#### Set exercise
Answer with a number only: how many lines of the data contain "World"?

::::::::

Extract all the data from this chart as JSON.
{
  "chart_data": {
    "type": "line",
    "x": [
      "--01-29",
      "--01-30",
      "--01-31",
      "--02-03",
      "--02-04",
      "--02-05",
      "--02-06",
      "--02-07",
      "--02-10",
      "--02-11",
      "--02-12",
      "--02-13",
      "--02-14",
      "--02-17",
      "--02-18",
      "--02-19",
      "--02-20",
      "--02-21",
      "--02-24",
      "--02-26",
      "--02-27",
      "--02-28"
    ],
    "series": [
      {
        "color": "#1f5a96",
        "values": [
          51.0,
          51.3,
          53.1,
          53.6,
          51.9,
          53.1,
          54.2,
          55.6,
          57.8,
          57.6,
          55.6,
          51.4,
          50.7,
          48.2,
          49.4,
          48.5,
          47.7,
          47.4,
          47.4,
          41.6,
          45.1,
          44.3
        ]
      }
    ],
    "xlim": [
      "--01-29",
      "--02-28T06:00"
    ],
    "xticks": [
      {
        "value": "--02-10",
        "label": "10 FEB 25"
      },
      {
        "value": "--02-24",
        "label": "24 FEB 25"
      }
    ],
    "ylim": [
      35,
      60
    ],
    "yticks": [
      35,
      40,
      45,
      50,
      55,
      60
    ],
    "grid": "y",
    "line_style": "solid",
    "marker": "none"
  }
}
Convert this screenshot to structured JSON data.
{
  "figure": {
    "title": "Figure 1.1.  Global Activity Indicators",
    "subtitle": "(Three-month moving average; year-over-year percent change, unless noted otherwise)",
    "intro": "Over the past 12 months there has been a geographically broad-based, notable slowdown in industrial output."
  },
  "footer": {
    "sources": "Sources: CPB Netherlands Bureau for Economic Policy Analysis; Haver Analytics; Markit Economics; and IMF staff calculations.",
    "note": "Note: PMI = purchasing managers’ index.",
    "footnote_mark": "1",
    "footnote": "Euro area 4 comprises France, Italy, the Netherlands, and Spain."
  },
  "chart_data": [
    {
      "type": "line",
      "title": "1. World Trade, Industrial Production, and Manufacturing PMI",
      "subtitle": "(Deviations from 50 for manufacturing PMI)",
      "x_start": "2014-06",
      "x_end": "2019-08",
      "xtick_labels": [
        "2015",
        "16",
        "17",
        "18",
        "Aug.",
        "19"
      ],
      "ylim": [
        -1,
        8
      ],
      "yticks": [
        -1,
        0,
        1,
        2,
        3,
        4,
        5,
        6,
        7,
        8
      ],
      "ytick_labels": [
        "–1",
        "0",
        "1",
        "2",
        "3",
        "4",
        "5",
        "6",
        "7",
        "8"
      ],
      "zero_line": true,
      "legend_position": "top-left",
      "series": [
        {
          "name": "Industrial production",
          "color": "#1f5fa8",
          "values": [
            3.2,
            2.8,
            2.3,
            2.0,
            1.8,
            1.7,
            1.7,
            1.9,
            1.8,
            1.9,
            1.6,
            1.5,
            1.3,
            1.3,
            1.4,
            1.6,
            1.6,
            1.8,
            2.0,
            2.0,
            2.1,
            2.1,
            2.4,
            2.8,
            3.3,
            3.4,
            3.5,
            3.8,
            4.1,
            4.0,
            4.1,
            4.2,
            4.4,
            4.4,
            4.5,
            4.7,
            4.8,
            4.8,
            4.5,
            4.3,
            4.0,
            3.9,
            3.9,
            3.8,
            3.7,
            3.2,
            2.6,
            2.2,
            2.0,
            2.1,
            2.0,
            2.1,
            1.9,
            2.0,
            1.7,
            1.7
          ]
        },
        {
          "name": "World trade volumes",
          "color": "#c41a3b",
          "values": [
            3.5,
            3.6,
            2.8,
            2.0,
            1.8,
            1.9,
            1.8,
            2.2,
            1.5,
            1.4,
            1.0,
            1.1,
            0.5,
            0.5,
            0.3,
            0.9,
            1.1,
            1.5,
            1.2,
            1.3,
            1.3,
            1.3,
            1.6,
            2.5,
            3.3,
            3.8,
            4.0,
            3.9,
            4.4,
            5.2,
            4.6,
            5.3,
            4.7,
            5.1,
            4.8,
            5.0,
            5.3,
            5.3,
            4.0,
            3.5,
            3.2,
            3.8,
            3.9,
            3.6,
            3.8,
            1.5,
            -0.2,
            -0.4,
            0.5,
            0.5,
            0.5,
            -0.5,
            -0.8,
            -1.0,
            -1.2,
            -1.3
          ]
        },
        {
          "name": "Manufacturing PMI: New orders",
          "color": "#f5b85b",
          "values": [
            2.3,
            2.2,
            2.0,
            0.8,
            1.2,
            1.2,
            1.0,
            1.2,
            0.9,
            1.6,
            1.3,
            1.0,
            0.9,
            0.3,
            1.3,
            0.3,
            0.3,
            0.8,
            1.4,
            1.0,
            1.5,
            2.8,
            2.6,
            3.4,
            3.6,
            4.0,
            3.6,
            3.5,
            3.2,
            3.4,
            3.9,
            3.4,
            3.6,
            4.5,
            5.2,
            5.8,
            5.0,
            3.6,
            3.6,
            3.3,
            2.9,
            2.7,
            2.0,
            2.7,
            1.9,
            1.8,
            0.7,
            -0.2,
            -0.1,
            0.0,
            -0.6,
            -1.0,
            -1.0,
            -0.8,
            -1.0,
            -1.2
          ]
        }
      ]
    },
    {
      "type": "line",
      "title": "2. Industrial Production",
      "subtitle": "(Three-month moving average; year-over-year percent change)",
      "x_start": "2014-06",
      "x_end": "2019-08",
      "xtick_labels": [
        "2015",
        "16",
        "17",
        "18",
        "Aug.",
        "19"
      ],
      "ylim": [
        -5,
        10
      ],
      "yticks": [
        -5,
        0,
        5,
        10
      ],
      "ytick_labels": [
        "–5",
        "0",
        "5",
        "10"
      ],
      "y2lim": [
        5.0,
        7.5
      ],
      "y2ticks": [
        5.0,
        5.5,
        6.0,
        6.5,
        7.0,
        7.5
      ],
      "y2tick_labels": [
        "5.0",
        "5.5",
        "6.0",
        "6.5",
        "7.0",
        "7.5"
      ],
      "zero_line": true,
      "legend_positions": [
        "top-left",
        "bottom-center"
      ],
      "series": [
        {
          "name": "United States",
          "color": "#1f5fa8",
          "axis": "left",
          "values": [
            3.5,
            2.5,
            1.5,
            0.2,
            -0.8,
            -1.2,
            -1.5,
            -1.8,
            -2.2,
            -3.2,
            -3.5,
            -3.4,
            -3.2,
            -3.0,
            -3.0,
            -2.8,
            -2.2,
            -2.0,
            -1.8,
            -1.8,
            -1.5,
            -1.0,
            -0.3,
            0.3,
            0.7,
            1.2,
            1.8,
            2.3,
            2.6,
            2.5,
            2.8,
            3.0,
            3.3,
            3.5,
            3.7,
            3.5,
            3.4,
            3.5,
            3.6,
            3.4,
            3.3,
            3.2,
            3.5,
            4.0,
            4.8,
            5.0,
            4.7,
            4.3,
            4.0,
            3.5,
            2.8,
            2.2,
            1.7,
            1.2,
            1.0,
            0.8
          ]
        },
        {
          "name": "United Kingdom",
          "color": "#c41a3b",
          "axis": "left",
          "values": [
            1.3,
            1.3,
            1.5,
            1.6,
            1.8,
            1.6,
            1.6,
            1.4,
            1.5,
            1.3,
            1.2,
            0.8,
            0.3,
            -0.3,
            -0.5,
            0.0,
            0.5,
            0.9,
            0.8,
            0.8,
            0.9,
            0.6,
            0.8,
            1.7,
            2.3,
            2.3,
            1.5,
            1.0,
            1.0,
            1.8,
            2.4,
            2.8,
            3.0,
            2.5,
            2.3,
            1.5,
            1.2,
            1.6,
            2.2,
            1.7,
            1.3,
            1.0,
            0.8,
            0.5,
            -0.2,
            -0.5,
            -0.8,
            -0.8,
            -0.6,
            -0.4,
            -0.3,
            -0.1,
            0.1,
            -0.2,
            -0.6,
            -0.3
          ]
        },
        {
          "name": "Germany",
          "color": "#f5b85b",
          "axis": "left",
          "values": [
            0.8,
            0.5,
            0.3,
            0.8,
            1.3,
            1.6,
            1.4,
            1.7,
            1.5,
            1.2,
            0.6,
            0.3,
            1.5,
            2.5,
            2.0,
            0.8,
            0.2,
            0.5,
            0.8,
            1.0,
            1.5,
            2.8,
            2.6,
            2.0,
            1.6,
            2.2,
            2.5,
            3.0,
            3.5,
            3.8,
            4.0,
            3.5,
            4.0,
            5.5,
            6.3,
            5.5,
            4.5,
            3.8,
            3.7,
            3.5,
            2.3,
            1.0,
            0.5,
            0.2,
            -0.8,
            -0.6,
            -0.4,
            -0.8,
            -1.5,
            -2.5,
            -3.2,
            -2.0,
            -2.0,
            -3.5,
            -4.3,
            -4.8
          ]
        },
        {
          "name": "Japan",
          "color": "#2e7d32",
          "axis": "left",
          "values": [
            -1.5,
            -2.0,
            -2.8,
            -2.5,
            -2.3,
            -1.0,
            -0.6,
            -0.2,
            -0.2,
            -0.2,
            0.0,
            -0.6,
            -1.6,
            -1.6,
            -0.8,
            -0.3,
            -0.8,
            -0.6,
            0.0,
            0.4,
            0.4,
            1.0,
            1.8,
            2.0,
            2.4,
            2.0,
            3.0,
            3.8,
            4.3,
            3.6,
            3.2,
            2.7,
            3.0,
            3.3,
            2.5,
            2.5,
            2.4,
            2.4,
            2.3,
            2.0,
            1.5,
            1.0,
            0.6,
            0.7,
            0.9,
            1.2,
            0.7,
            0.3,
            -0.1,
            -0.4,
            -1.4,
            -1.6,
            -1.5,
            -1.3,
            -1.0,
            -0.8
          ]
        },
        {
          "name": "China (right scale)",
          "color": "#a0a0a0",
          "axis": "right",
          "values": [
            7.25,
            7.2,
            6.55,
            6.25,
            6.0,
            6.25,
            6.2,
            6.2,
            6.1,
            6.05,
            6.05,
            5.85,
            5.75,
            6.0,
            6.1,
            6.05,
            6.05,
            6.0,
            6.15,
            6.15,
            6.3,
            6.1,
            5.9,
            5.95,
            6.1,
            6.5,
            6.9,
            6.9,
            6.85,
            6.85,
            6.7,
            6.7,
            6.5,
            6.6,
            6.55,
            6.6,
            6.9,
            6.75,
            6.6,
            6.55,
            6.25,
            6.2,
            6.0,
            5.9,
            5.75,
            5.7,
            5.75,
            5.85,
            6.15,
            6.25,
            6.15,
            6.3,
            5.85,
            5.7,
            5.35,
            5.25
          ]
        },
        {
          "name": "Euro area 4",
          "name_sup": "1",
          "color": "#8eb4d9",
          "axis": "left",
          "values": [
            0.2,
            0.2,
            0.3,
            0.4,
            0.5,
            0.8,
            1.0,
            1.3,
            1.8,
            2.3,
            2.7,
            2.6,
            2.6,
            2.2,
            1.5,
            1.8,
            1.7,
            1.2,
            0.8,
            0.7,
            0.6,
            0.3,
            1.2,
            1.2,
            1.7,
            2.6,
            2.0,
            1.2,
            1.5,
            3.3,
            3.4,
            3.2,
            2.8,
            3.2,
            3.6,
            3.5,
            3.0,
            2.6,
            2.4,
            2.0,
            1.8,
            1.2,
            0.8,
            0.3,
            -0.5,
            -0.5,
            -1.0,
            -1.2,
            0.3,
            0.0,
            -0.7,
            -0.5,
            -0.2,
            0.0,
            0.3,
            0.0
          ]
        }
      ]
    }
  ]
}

::::::::

#### Exercise output
2